TASK INSTRUCTIONS:
[a] In the passage on the phrase "ordered to," replace "telos" with "final end" and reproduce everything from "Order for healthy" down to "alive through breathing.)".
[b] Render this sentence from the passage on the phrase "ordered to" in Spanish: "You are expected to eat healthy food."

TEXT EXCERPT:
+---+

Order for healthy eating:
You are expected to eat healthy food. However, sometimes there just isn’t any healthy food available.
NoAvailableName (and mormor), I believe your difficulty (as outlined in your quote above) is caused by misunderstand philosophical/theological terminology (which St. Thomas Aquinas has entrenched in the theological language of the Church.)
It’s not “ordered for”, it’s “ordered
to” and that phrase does not connote obligation, but final end or purpose (in God’s design) of a thing or action (its
telos.)
(For example, the
telos of your lungs is to keep you alive through breathing.)
When the Church says sexual relations are “
ordered to procreation” that means that we acknowledge that the purpose, final aim and the “what makes it what it is” of married love is the possibility of creating new life. (And
only the possibility, because even with a perfectly healthy set of bodies, whether or not a new, unique human being comes into existence is ultimately in God’s hands.
He is the Creator, not us, even though our bodies provide the physical matter for creation.)

+---+

Document layout analysis data:

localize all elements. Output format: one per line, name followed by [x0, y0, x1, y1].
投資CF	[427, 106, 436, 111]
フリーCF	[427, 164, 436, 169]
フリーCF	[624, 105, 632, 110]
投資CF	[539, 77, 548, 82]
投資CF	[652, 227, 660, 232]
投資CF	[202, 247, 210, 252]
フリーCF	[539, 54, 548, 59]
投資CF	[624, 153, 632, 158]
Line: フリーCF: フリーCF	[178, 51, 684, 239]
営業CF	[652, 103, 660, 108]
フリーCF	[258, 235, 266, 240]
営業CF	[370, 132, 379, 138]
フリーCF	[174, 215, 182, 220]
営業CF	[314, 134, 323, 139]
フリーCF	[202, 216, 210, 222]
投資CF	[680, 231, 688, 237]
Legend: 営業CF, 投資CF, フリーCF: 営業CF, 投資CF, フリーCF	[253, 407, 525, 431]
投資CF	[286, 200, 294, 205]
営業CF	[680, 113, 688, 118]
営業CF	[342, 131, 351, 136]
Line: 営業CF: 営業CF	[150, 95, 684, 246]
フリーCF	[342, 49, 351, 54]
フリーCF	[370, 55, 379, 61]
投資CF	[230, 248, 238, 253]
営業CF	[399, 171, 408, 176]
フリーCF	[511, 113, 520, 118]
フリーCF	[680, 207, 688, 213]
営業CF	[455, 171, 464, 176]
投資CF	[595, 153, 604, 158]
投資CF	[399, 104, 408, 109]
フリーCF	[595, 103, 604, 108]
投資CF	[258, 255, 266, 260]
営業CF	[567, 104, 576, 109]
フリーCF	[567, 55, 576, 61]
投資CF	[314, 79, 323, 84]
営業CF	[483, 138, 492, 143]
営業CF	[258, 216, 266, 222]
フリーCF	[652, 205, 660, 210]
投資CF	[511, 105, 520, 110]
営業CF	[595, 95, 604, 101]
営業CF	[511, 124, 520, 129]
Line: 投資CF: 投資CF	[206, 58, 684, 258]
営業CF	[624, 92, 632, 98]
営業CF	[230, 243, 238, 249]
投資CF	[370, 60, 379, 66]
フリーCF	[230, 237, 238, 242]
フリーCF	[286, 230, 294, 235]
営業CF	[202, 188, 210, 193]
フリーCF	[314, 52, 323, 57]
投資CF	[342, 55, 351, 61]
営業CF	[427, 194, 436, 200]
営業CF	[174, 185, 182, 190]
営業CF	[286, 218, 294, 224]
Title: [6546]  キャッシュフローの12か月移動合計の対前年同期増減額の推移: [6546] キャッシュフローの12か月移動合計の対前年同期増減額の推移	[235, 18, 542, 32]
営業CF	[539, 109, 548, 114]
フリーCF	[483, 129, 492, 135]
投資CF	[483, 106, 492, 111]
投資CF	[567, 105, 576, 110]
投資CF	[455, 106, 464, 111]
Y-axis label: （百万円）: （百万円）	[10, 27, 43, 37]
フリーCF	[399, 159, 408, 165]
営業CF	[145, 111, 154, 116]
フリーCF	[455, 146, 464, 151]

+---+

ANSWERS TO THIS EXERCISE:
[a]
Order for healthy eating:
You are expected to eat healthy food. However, sometimes there just isn’t any healthy food available.
NoAvailableName (and mormor), I believe your difficulty (as outlined in your quote above) is caused by misunderstand philosophical/theological terminology (which St. Thomas Aquinas has entrenched in the theological language of the Church.)
It’s not “ordered for”, it’s “ordered
to” and that phrase does not connote obligation, but final end or purpose (in God’s design) of a thing or action (its
final end.)
(For example, the
final end of your lungs is to keep you alive through breathing.)

[b] Se espera que comas comida saludable.